• _TO BE DONE_: Locate the string "este" in the records below. Copy every line where it occurs.

• _EXTRACTED INFORMATION_:
########################################
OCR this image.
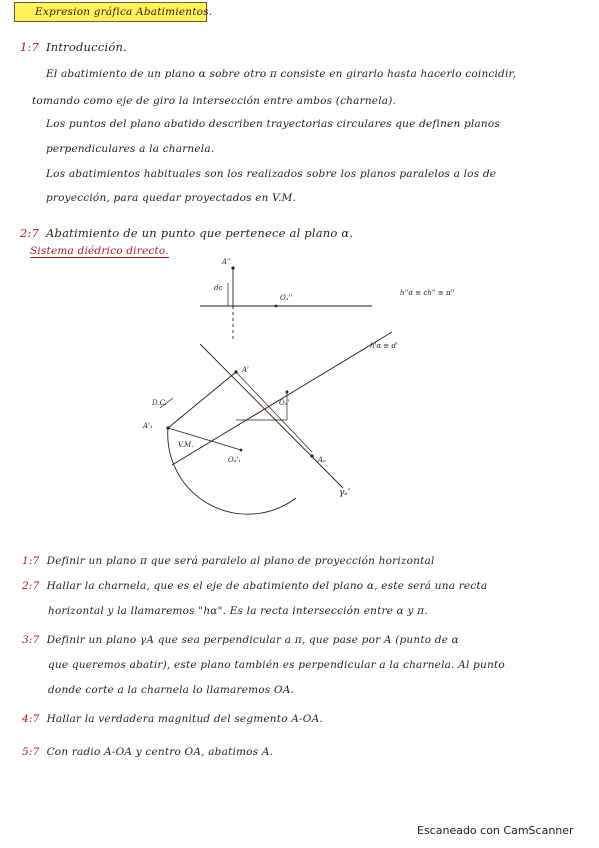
Expresion gráfica Abatimientos.
1:7 Introducción.
El abatimiento de un plano α sobre otro π consiste en girarlo hasta hacerlo coincidir,
tomando como eje de giro la intersección entre ambos (charnela).
Los puntos del plano abatido describen trayectorias circulares que definen planos
perpendiculares a la charnela.
Los abatimientos habituales son los realizados sobre los planos paralelos a los de
proyección, para quedar proyectados en V.M.
2:7 Abatimiento de un punto que pertenece al plano α.
Sistema diédrico directo.
A''
dc
Oₐ''
h''α ≡ ch'' ≡ π''
h'α ≡ d'
A'
Oₐ'
D.C.
A'₁
V.M.
Oₐ'₁	Aₒ
γₐ'
1:7 Definir un plano π que será paralelo al plano de proyección horizontal
2:7 Hallar la charnela, que es el eje de abatimiento del plano α, este será una recta
horizontal y la llamaremos "hα". Es la recta intersección entre α y π.
3:7 Definir un plano γA que sea perpendicular a π, que pase por A (punto de α
que queremos abatir), este plano también es perpendicular a la charnela. Al punto
donde corte a la charnela lo llamaremos OA.
4:7 Hallar la verdadera magnitud del segmento A-OA.
5:7 Con radio A-OA y centro OA, abatimos A.
Escaneado con CamScanner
########################################
• _SOLUTION TO THE EXERCISE_:
2:7 Hallar la charnela, que es el eje de abatimiento del plano α, este será una recta
que queremos abatir), este plano también es perpendicular a la charnela. Al punto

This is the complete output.